Short exercise A:
Repeat a passage from the post about children's shows word for word, beginning at the words "There was no" and stopping after the words "entertaining or helpful.".

Reading passage:
• • • •

These days, kids shows are lame.  Their main goal is marketing rather than entertaining children.  Dora the Explorer, Bob the Builder, various Disney products, etc., are all lame shows with tie-ins meant to be marketed.  Nothing's original; it's all the same sort of idea.  And all those tie-ins (*shudder*); toys, party supplies (i.e., paper plates, cups, napkins etc.), even school supplies.  I remember when we had to request a cake with Lamb Chop's picture on it for my fifth birthday because it wasn't already available.  But the fact that we had to request having the picture on the cake was what made it special.  These days the tie-ins are so ubiquitous that I want to wring the necks of those who produce them.  I'm sick of seeing Disney Princesses, Dora, SpongeBob, etc., all over the place.  In fact, I want tie-ins to go away completely.  The fact that tie-ins are everywhere results in the items being mundane.  They are not special at all. 

Now I happen to own some Barbie dolls and a few Lord of the Rings action figures plus a Legolas poster, but I don't play with the toys much anymore now that I'm twenty, but I gave my dolls their own personalities.  I also like Star Wars tie-ins; but what separates Star Wars from the rest is that in Star Wars people actually get killed.  I'm not saying I like it when people die; I don't like it at all.  However, a lot of marketed kid's stuff does not involve much death unless the character in question is the villain; and then the death usually involves falling to one's death from a great height.  In Star Wars you have people getting shot, impaled, blown up, etc., and while there isn't much blood (lightsabers and blasters tend to sear the flesh), there is still an onscreen death, and a lot of kids have seen death up close.  I for one, happen to be unfortunate enough to have seen a stray dog shake one of my beloved pet rabbits to death right in front of my eyes―and when I was six-years-old.
There was no talk about death in Lamb Chop's Play Along, but that show was purely about jokes and games.  That was different from the adventure/pseudo-adventure items that are popular today. 

Producers of children's entertainment, if you want to just entertain, please go back to the old jokes and games deal.  Please lay off all the tie-ins and stuff like that.  If you want adventure stories, please show some real serious stuff like in Star Wars and Transformers.  And quit trying to lightly touch on serious subjects like death.  Show it onscreen as a lot of kids have seen death whether it was a pet that died or a relative.  Don't dance around those subjects.  Teach kids how to cope with it (I'll talk about that later).  Lay off the marketing and stick with just plain entertaining or helpful.

• • • •

Recorded data:
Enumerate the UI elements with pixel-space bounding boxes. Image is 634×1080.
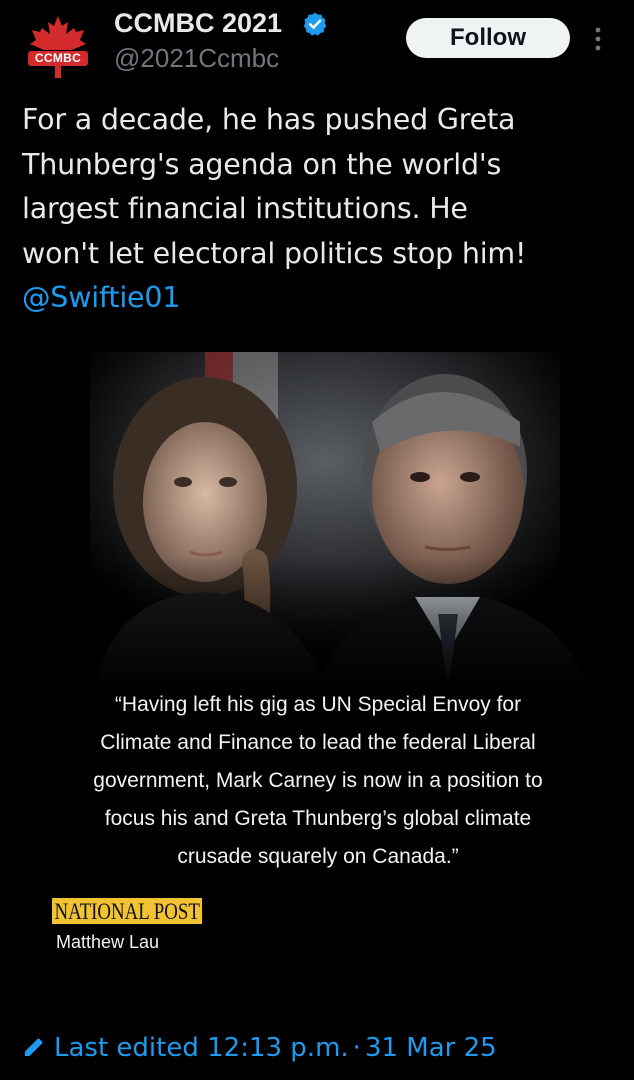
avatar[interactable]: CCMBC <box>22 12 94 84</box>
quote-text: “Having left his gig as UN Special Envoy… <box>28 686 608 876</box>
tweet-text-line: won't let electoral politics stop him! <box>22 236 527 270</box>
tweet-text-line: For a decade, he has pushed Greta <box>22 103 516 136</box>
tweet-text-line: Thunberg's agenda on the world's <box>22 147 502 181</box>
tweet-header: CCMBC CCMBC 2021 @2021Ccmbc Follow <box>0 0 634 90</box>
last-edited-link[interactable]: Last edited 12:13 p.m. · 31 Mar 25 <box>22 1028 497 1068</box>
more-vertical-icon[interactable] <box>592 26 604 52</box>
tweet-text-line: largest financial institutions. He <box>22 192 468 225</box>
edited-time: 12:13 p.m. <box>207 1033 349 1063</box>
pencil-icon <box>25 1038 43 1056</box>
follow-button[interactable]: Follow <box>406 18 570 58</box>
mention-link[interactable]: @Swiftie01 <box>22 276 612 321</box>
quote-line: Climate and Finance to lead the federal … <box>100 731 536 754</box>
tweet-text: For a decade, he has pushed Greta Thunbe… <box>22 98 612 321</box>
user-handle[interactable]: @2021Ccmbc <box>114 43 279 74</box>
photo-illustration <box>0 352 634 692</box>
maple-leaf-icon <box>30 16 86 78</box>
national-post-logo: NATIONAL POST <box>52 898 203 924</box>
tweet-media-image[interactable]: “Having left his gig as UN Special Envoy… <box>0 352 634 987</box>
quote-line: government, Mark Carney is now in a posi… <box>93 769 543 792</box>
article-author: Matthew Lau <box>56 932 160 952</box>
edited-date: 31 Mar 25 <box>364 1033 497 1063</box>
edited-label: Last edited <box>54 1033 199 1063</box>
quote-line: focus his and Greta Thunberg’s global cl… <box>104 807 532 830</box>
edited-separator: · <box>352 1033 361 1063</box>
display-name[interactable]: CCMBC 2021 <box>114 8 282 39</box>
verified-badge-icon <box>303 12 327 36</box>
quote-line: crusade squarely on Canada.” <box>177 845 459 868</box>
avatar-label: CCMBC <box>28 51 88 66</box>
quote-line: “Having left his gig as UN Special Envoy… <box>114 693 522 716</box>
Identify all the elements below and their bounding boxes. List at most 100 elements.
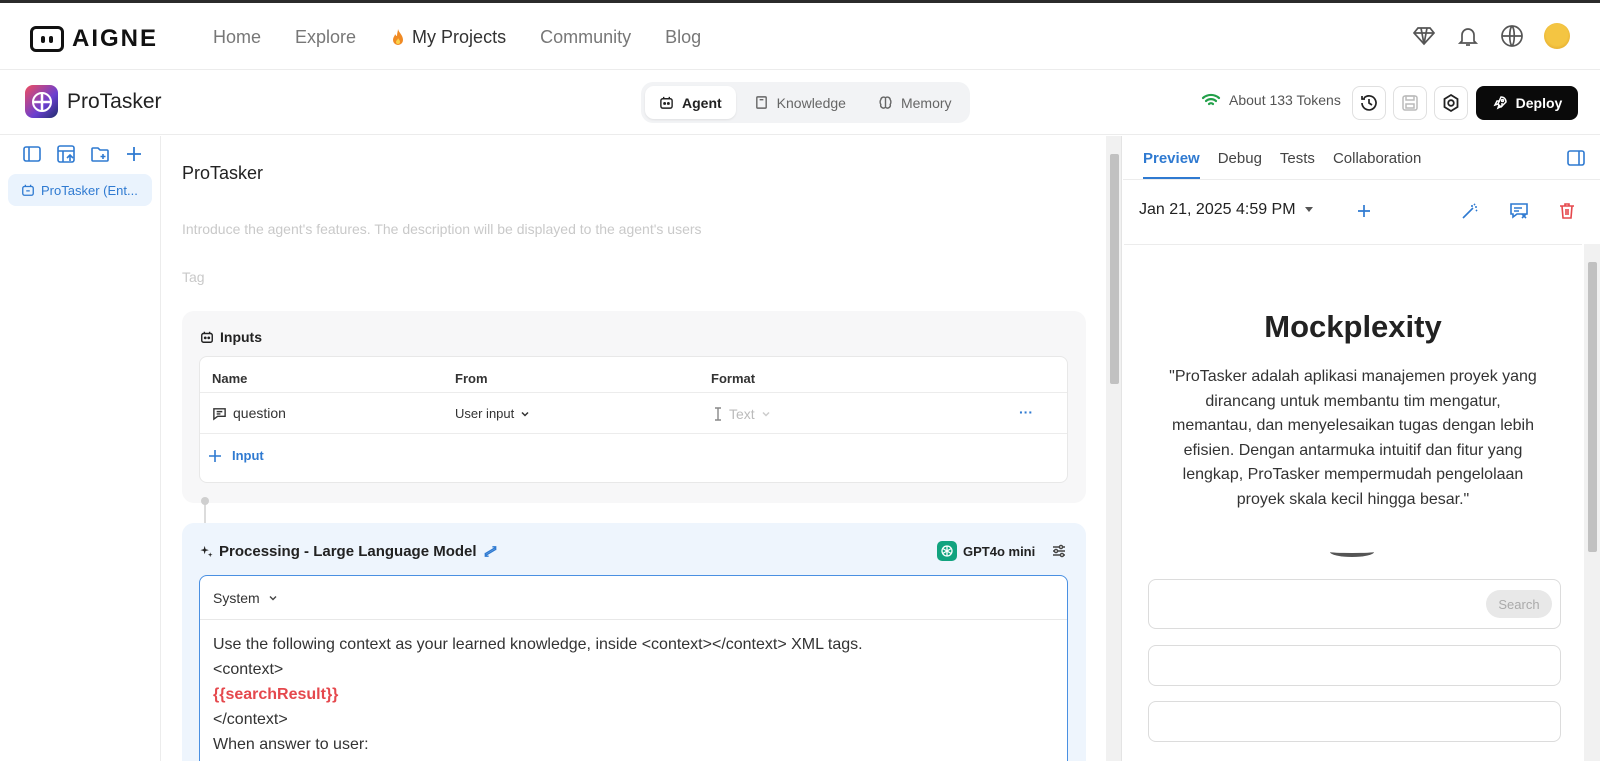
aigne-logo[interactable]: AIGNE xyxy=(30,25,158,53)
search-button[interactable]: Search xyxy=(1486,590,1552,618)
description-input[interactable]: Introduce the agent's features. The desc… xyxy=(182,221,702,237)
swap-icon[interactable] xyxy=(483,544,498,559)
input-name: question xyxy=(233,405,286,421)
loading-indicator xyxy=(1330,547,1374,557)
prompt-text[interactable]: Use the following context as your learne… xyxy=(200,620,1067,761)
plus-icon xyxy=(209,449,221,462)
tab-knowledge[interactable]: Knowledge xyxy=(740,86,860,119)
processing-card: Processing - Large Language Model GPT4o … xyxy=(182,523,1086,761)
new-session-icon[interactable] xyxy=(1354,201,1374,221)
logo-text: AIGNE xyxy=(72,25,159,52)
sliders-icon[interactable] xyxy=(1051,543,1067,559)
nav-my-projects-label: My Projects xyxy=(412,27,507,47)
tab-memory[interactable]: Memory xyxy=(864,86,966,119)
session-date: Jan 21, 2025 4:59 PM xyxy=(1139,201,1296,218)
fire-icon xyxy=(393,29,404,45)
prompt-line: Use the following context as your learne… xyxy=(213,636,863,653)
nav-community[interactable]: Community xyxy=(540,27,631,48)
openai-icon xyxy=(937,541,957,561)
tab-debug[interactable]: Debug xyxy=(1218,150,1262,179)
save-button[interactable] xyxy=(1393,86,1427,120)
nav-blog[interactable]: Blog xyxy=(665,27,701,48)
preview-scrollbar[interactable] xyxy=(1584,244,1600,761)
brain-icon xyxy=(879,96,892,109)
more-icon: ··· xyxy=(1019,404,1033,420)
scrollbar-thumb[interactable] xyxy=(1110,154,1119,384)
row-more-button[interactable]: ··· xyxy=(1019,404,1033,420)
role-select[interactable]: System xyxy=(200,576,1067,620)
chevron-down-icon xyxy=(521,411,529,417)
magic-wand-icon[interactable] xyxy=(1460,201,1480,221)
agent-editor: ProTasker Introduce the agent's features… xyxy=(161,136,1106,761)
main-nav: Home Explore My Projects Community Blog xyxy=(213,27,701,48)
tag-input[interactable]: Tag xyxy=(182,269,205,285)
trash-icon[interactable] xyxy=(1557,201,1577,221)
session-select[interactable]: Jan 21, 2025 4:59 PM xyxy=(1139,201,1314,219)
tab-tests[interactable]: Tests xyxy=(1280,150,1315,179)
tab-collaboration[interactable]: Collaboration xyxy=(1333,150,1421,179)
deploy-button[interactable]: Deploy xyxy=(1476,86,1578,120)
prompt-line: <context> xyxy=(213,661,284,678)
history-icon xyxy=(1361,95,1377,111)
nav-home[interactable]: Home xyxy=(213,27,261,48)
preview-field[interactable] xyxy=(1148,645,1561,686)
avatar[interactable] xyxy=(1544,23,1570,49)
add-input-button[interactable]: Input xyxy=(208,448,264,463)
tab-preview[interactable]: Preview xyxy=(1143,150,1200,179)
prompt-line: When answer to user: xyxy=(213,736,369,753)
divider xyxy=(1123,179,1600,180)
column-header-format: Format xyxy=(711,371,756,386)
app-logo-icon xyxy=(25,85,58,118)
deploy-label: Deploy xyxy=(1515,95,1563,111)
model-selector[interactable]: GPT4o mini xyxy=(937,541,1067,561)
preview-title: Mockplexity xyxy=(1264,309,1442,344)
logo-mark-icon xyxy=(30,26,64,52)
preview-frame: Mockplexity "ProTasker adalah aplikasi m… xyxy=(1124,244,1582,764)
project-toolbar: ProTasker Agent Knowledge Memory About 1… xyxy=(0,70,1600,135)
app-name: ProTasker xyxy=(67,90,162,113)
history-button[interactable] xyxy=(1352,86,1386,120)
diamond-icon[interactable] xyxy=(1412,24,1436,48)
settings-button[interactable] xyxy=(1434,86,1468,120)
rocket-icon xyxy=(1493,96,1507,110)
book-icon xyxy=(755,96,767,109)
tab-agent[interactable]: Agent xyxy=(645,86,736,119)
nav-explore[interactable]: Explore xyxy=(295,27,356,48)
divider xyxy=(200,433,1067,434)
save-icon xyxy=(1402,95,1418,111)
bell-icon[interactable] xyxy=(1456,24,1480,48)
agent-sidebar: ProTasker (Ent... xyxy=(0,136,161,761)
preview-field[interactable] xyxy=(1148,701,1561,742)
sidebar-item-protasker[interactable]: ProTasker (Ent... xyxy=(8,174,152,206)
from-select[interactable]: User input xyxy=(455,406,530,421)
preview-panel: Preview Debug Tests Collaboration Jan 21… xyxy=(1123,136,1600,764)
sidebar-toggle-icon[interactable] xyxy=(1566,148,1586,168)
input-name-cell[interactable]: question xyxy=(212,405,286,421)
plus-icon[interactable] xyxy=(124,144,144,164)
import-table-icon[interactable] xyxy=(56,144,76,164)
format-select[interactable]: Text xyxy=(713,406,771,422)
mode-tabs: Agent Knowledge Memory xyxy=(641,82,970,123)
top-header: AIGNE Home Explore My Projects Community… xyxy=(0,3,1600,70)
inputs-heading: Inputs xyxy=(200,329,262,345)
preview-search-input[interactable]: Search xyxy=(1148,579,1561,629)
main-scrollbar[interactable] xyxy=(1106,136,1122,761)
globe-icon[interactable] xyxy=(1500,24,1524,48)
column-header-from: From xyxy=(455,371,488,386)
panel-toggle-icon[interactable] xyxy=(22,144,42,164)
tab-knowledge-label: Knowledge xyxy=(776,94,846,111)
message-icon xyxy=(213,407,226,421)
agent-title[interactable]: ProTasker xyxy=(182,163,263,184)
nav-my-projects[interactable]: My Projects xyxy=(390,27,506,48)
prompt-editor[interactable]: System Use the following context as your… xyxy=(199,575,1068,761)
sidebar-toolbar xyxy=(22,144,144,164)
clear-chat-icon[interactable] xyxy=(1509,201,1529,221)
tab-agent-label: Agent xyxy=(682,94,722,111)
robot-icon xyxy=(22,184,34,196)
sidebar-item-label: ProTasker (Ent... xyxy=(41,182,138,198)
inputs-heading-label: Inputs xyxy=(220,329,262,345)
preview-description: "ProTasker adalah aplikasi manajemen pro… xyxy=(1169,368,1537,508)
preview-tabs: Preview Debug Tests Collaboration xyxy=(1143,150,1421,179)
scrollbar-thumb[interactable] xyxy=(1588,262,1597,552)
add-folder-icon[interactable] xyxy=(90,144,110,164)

• • • •

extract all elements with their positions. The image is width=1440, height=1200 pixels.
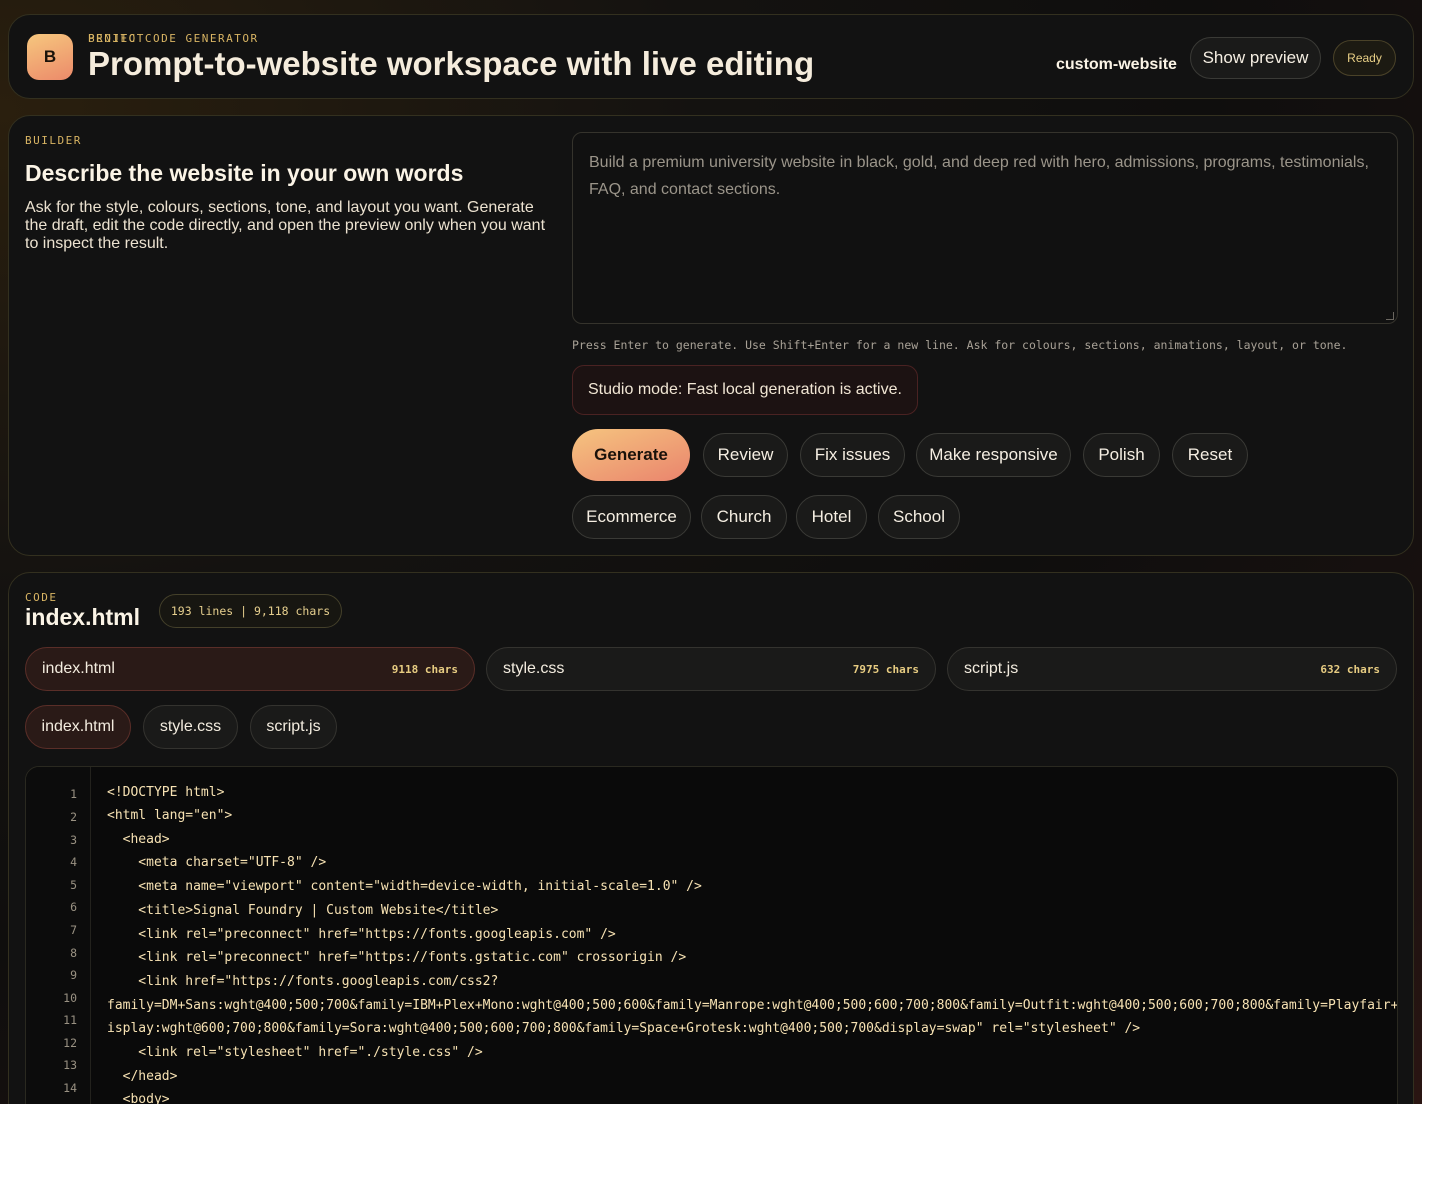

• • • •

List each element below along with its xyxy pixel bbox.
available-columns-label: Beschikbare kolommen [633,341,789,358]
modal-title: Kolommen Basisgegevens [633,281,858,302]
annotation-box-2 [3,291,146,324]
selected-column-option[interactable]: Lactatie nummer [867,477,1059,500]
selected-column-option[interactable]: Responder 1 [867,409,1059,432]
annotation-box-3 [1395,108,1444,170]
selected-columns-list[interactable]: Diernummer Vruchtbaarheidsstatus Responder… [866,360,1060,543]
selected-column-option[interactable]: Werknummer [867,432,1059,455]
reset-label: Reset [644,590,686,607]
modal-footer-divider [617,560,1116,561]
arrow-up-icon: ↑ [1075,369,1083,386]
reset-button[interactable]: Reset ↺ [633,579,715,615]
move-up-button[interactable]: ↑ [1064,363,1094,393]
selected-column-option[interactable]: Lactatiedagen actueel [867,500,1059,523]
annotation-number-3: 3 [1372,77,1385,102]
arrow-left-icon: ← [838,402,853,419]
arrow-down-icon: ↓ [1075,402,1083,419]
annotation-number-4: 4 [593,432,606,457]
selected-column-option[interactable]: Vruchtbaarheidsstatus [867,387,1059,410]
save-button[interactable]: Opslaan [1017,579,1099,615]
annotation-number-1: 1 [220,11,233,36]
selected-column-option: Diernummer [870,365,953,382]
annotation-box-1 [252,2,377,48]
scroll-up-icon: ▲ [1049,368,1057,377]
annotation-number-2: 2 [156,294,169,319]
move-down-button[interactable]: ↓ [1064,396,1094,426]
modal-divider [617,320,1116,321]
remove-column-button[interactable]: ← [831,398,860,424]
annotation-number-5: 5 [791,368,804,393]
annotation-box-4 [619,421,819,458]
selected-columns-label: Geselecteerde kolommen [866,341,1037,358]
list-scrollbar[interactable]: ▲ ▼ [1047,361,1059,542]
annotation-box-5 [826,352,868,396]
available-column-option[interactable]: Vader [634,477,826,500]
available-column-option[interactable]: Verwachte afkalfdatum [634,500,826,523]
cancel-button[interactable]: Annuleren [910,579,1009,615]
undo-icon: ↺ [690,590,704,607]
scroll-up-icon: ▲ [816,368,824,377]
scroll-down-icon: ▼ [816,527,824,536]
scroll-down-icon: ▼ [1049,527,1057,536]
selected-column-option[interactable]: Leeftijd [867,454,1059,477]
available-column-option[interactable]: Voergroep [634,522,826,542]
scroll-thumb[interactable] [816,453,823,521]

• • • •

Short exercise B:
Reproduce these lines from the listing exactly, beginning at the line that has "Identify all the" and stopping after the line that has "fire-icon xyxy=(393,29,404,45)". Leave any pictures out of your copy.

Result A:
There was no talk about death in Lamb Chop's Play Along, but that show was purely about jokes and games.  That was different from the adventure/pseudo-adventure items that are popular today. 

Producers of children's entertainment, if you want to just entertain, please go back to the old jokes and games deal.  Please lay off all the tie-ins and stuff like that.  If you want adventure stories, please show some real serious stuff like in Star Wars and Transformers.  And quit trying to lightly touch on serious subjects like death.  Show it onscreen as a lot of kids have seen death whether it was a pet that died or a relative.  Don't dance around those subjects.  Teach kids how to cope with it (I'll talk about that later).  Lay off the marketing and stick with just plain entertaining or helpful.

Result B:
Identify all the elements below and their bounding boxes. List at most 100 elements.
aigne-logo[interactable]: AIGNE xyxy=(30,25,158,53)
search-button[interactable]: Search xyxy=(1486,590,1552,618)
description-input[interactable]: Introduce the agent's features. The desc… xyxy=(182,221,702,237)
swap-icon[interactable] xyxy=(483,544,498,559)
input-name: question xyxy=(233,405,286,421)
loading-indicator xyxy=(1330,547,1374,557)
prompt-text[interactable]: Use the following context as your learne… xyxy=(200,620,1067,761)
plus-icon xyxy=(209,449,221,462)
tab-knowledge[interactable]: Knowledge xyxy=(740,86,860,119)
processing-card: Processing - Large Language Model GPT4o … xyxy=(182,523,1086,761)
new-session-icon[interactable] xyxy=(1354,201,1374,221)
logo-text: AIGNE xyxy=(72,25,159,52)
sliders-icon[interactable] xyxy=(1051,543,1067,559)
nav-my-projects-label: My Projects xyxy=(412,27,507,47)
tab-memory[interactable]: Memory xyxy=(864,86,966,119)
session-date: Jan 21, 2025 4:59 PM xyxy=(1139,201,1296,218)
fire-icon xyxy=(393,29,404,45)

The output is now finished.